**Task to complete:**
Search the records below for the word "armchair" and show every line where it occurs.

[Stored records]
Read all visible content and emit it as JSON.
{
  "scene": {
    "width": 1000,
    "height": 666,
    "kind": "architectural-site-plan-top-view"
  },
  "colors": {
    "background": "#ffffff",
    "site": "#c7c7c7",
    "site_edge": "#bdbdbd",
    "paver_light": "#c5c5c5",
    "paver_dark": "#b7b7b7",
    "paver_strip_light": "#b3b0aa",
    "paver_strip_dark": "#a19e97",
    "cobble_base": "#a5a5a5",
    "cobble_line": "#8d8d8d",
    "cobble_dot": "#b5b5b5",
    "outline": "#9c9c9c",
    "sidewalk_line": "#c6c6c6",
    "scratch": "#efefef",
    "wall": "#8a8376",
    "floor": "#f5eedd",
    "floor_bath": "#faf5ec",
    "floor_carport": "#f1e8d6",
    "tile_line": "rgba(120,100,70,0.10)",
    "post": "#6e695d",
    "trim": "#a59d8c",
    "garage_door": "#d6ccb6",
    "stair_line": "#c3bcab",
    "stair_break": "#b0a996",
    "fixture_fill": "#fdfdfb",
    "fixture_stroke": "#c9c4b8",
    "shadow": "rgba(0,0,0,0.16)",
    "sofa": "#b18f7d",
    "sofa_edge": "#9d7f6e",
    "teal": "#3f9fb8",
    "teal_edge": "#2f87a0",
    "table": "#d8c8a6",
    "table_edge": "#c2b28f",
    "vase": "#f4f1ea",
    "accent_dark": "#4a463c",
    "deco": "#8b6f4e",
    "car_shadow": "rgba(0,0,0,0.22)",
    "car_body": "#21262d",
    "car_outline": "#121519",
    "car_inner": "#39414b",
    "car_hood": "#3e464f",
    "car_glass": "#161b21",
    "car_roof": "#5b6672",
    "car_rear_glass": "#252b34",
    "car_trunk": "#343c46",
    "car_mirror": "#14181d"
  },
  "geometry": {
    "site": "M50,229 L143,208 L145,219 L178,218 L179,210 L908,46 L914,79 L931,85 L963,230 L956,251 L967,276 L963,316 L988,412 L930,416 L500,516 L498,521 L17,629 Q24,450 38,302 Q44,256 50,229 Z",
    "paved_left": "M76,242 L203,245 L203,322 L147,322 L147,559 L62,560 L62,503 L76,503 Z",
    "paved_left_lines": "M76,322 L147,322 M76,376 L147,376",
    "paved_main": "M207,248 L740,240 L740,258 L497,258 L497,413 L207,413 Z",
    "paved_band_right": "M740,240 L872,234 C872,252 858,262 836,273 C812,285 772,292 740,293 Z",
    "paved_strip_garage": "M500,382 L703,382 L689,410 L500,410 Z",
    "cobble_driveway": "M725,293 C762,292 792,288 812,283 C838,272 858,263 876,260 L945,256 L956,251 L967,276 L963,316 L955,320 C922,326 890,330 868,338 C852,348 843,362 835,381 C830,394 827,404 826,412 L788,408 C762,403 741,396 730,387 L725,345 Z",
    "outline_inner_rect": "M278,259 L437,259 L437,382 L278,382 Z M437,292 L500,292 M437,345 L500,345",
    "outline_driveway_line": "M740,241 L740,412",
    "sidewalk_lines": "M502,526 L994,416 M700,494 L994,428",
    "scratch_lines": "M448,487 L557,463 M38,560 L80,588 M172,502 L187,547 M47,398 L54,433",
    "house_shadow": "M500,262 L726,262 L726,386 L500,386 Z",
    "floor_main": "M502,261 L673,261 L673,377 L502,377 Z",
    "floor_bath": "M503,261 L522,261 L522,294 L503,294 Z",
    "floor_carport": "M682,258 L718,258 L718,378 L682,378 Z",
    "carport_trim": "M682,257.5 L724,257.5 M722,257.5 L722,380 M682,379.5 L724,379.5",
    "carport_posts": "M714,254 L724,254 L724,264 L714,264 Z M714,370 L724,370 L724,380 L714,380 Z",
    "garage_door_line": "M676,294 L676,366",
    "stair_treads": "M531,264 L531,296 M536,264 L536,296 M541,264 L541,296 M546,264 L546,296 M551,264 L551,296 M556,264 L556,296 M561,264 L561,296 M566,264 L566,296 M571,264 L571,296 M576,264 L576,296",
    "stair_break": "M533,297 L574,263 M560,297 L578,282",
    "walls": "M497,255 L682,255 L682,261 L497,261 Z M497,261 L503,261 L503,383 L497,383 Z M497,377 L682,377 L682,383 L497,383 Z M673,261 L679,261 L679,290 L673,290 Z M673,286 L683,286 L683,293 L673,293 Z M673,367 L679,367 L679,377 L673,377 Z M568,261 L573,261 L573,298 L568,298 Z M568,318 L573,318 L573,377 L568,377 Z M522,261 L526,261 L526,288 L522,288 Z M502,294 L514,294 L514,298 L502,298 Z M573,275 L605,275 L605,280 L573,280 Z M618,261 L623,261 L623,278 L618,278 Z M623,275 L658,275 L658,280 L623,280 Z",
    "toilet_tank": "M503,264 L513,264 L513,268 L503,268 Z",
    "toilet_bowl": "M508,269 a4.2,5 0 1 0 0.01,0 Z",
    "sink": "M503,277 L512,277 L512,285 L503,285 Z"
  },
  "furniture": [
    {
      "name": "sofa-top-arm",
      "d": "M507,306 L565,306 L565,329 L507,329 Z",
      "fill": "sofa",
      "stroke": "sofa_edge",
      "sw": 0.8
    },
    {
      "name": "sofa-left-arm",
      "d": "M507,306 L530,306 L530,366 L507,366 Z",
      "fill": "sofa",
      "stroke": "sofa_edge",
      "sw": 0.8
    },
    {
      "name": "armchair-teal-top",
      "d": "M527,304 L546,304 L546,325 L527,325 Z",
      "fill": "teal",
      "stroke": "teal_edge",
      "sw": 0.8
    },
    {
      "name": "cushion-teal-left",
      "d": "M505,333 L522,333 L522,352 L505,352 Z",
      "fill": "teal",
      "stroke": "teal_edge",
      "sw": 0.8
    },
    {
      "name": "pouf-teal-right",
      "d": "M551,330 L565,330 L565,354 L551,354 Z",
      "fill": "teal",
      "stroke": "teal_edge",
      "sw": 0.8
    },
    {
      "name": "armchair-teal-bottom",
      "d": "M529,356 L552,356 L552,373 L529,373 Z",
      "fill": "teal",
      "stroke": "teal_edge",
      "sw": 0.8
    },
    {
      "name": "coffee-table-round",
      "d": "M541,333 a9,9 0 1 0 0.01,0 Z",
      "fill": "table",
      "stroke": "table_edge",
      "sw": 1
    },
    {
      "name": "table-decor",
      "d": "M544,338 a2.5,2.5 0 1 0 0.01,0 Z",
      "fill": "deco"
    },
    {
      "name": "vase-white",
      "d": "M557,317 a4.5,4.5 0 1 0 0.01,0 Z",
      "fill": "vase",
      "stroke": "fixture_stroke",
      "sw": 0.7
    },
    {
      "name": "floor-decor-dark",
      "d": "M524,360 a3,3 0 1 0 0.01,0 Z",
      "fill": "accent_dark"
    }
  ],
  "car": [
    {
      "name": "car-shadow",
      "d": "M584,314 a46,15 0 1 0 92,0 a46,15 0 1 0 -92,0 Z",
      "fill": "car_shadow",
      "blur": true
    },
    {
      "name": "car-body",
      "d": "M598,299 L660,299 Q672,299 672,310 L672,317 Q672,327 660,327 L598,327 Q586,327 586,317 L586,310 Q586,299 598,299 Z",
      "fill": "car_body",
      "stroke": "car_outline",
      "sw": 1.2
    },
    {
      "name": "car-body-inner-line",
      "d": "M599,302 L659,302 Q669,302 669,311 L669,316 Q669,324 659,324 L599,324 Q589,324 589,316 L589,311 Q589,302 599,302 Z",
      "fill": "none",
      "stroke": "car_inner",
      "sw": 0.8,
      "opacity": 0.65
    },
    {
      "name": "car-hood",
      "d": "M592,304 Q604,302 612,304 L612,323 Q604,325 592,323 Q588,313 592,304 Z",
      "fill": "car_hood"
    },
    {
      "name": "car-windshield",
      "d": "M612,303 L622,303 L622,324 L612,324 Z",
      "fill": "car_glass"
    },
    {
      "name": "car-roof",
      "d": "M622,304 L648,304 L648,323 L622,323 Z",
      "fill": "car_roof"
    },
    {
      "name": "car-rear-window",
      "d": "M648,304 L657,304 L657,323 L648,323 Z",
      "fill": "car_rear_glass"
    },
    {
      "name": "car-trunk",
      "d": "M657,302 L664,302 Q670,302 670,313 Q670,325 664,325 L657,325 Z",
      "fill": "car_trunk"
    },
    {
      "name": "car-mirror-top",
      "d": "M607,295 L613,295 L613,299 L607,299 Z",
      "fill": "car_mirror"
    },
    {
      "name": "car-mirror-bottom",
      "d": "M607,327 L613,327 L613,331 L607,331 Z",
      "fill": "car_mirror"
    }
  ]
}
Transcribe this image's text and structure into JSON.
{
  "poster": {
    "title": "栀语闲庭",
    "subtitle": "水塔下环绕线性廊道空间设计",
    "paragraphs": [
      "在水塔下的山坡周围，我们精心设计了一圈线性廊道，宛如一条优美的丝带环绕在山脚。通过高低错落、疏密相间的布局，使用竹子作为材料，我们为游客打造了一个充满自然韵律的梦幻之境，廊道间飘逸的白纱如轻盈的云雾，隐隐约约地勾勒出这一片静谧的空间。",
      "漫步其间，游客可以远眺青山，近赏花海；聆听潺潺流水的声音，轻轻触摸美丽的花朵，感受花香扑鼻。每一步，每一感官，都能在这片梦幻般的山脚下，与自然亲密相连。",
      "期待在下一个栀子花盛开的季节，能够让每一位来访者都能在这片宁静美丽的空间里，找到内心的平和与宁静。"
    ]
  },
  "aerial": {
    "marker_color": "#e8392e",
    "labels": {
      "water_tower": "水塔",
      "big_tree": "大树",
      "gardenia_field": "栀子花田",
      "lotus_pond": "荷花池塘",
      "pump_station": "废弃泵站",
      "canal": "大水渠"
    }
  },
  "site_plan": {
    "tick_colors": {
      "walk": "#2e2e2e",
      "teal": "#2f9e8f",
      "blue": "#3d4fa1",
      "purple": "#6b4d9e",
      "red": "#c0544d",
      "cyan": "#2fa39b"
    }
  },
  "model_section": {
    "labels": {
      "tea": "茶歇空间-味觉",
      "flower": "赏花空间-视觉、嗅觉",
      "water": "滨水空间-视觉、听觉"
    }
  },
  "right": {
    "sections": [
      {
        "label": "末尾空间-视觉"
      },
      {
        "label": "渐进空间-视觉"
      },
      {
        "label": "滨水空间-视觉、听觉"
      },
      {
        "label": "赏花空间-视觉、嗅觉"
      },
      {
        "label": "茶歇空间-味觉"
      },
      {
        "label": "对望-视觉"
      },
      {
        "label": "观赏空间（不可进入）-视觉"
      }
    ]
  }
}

**Solution below:**
      "name": "armchair-teal-top",
      "name": "armchair-teal-bottom",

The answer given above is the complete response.